» EXTRACTED TEXT:
- - - -
The next morning we decided to treat ourselves to a nice breakfast and stopped at the Red Rooster Café in the town of La Pine.  It turns out that King Abdullah Hussein of Jordan himself had stopped there for a cinnamon role while on motorcycle tour of the Pacific Northwest on his brand new Harley Davidson.

A Rocky View

From La Pine we headed west back into the mountains and enjoyed two glorious days of riding along the Cascade Lakes Highway before descending down to make camp near the translucent waters of Crescent Lake.  The area southwest of Bend and just east of the cascade crest holds a large collection of alpine lakes.  Crescent Lake is one of the most popular, and during summer the campgrounds and resorts are filled with vacationers.  The next day we rode down to the slightly less popular Diamond Lake, which would be our camp for two days, and the launching pad for our long-awaited ride around Crater Lake.

As stunning as the many alpine lakes along the Cascade Lakes Highway were, they all paled in comparison with Crater Lake.  I now understand why Crater Lake is considered one of Oregon’s premier scenic attractions.  It is simply stunning.  For a cyclist the lake holds additional appeal in that the road that circumnavigates the crater is ideal for cycling.  After making the initial 2000 foot climb from Diamond Lake to reach the crater rim and the first view of the lake at 7025 feet (2142 meters), the road continues to climb and descend in dramatic fashion for 33 miles as it wraps around the crater rim.  The whole day our cyclometer read speeds of either the low teens or the upper 50’s and very rarely in between.  It was one of the most aesthetic and enjoyable rides that I have done in 20 years of cycling.

A Tandem Lake

From Diamond Lake we headed west back over the cascade crest along scenic highway 138; a 40-mile descent to the town of Steamboat.  This long descent was much appreciated after all the climbing around Crater Lake the previous day, and it was good that we were not too tired before facing the tough grind over Sharps Creek.  Before the day was over we understood how Sharps Creek had earned its infamous reputation among cyclists in Eugene.  Not once during our tour had we used the drag brake on a long descent.  Down Sharps Creek I had it maxed out for nearly 15 minutes.  The chip-seal surface and narrow tight corners inspired much caution.
- - - -
» EXERCISE PROMPT: Reproduce everything in the cycling tour account from "From Diamond Lake we" down to "inspired much caution.", word for word. The data that follows has nothing to do with this.

» RECORDED INFORMATION:
- - - -
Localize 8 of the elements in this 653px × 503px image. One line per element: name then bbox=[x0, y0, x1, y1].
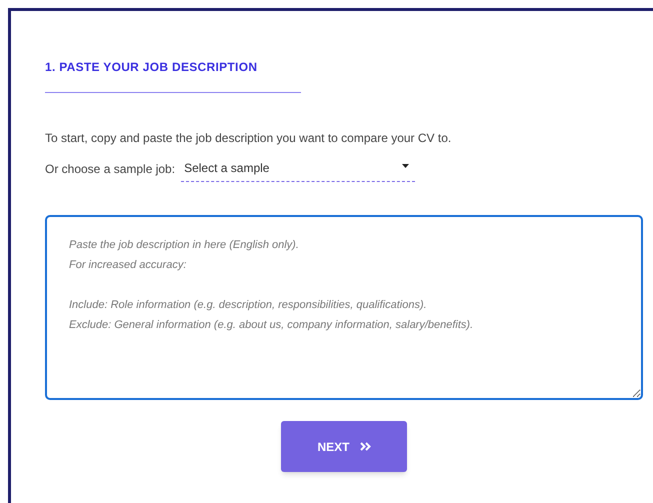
- - - -
» SOLUTION TO THE EXERCISE:
From Diamond Lake we headed west back over the cascade crest along scenic highway 138; a 40-mile descent to the town of Steamboat.  This long descent was much appreciated after all the climbing around Crater Lake the previous day, and it was good that we were not too tired before facing the tough grind over Sharps Creek.  Before the day was over we understood how Sharps Creek had earned its infamous reputation among cyclists in Eugene.  Not once during our tour had we used the drag brake on a long descent.  Down Sharps Creek I had it maxed out for nearly 15 minutes.  The chip-seal surface and narrow tight corners inspired much caution.